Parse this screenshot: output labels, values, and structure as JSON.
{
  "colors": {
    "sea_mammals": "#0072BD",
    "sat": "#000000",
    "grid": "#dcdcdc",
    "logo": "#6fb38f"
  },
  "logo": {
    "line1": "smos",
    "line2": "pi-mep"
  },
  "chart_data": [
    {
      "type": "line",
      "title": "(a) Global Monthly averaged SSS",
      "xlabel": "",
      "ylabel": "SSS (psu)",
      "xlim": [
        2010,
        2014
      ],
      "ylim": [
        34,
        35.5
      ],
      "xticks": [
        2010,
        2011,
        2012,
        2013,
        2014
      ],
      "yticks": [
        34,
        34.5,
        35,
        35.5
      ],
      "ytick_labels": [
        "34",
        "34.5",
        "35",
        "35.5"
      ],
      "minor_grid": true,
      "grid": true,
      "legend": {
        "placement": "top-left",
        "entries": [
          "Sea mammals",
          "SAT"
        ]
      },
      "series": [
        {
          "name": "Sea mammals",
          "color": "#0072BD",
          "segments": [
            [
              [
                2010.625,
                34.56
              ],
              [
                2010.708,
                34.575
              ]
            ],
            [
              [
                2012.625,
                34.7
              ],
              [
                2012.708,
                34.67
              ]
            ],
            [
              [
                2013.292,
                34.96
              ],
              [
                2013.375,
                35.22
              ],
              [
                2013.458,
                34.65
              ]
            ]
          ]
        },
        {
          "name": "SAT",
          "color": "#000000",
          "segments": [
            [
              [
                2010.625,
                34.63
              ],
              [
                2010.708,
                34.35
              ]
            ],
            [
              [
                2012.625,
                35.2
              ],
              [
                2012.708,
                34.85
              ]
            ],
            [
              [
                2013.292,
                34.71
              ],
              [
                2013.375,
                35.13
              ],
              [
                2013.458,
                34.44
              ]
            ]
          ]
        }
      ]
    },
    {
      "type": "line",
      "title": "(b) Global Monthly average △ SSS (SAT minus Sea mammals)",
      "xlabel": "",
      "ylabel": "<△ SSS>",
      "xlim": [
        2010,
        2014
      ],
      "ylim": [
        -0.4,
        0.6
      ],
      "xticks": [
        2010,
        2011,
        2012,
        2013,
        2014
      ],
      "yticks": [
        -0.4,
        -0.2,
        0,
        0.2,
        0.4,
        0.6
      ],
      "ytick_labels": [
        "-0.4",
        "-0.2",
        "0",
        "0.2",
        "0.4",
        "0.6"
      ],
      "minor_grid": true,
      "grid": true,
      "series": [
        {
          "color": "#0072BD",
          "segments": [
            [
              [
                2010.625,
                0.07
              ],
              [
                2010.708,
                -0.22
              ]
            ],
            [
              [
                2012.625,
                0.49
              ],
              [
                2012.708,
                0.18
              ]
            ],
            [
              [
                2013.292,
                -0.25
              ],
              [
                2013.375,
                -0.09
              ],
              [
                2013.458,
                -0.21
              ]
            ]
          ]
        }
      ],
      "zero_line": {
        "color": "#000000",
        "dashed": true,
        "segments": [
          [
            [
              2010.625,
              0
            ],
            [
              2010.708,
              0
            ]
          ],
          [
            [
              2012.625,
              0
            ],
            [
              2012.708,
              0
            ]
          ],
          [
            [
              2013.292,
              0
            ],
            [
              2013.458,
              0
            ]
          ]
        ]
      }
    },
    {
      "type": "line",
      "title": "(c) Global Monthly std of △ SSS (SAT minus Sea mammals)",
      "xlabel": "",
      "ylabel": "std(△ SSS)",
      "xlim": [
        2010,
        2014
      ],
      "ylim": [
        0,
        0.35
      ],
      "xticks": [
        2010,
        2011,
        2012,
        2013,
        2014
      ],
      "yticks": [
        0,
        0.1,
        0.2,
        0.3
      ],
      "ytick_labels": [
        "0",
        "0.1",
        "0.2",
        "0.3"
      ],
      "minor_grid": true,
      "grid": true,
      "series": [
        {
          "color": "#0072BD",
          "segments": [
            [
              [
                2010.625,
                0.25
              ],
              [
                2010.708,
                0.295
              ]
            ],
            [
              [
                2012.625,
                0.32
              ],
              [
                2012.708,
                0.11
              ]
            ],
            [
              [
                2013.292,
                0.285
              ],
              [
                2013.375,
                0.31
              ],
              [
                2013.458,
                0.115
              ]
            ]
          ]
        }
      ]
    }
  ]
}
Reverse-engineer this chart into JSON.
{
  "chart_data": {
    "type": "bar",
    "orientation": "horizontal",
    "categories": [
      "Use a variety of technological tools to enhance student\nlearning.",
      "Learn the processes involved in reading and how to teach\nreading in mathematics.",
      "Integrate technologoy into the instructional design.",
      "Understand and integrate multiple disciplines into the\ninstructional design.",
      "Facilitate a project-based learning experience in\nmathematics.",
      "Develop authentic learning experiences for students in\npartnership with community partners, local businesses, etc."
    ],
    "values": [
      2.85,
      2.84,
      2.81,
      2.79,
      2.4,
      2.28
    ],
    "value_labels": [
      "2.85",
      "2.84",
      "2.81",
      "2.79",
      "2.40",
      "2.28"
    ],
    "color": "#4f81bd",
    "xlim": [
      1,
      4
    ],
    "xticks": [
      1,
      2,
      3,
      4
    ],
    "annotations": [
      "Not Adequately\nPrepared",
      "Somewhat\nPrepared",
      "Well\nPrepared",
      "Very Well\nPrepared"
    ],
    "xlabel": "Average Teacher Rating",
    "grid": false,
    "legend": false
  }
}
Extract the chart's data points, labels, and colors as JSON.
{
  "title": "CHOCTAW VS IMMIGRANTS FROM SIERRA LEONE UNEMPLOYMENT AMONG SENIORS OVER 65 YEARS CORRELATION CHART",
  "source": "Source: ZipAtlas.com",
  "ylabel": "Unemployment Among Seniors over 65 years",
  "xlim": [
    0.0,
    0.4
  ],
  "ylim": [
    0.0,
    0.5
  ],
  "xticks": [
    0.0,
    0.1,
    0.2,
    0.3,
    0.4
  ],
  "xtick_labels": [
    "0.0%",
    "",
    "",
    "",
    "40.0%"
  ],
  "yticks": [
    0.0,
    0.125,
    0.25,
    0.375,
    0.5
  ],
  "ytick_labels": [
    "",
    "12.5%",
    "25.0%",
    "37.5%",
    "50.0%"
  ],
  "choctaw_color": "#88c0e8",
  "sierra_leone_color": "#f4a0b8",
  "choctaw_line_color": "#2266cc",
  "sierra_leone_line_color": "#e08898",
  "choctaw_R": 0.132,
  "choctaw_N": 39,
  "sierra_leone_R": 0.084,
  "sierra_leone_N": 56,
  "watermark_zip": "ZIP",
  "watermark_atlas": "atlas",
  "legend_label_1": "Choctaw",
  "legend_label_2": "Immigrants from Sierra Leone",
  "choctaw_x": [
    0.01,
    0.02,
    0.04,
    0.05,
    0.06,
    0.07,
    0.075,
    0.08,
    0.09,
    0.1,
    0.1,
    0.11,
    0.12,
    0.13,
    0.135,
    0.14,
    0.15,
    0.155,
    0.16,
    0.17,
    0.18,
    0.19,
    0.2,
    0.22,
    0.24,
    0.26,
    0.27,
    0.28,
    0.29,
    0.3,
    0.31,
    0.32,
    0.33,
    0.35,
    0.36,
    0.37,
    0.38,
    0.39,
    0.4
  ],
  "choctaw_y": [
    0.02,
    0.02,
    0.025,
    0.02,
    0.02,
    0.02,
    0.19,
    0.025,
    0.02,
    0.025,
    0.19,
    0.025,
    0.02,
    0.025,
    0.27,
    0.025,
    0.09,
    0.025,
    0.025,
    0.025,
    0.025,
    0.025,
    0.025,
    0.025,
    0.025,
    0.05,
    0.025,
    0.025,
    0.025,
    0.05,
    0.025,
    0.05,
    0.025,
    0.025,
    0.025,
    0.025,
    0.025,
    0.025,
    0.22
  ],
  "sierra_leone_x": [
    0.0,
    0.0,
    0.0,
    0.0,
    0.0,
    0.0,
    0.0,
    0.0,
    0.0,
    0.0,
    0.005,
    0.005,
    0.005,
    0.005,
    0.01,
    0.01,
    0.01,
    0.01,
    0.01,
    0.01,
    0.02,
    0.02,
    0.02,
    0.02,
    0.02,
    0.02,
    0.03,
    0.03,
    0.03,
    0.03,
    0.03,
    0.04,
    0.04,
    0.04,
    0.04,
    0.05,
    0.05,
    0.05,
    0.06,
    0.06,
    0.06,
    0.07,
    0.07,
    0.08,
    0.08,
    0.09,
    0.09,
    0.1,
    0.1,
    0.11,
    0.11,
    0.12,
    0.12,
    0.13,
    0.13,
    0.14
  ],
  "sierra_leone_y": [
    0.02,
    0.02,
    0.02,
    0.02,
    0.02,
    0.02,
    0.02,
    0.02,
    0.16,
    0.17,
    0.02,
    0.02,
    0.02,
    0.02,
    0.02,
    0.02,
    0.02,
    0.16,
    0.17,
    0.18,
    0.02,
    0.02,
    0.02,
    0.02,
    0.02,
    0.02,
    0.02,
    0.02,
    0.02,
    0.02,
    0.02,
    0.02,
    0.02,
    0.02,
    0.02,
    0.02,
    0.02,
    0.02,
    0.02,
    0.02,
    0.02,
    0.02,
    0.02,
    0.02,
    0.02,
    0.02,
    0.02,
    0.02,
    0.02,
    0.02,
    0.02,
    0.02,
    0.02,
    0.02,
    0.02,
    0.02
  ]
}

→ Task requirements
List the lines of the entries that include "nPrepared".

→ Written solution
      "Not Adequately\nPrepared",
      "Somewhat\nPrepared",
      "Well\nPrepared",
      "Very Well\nPrepared"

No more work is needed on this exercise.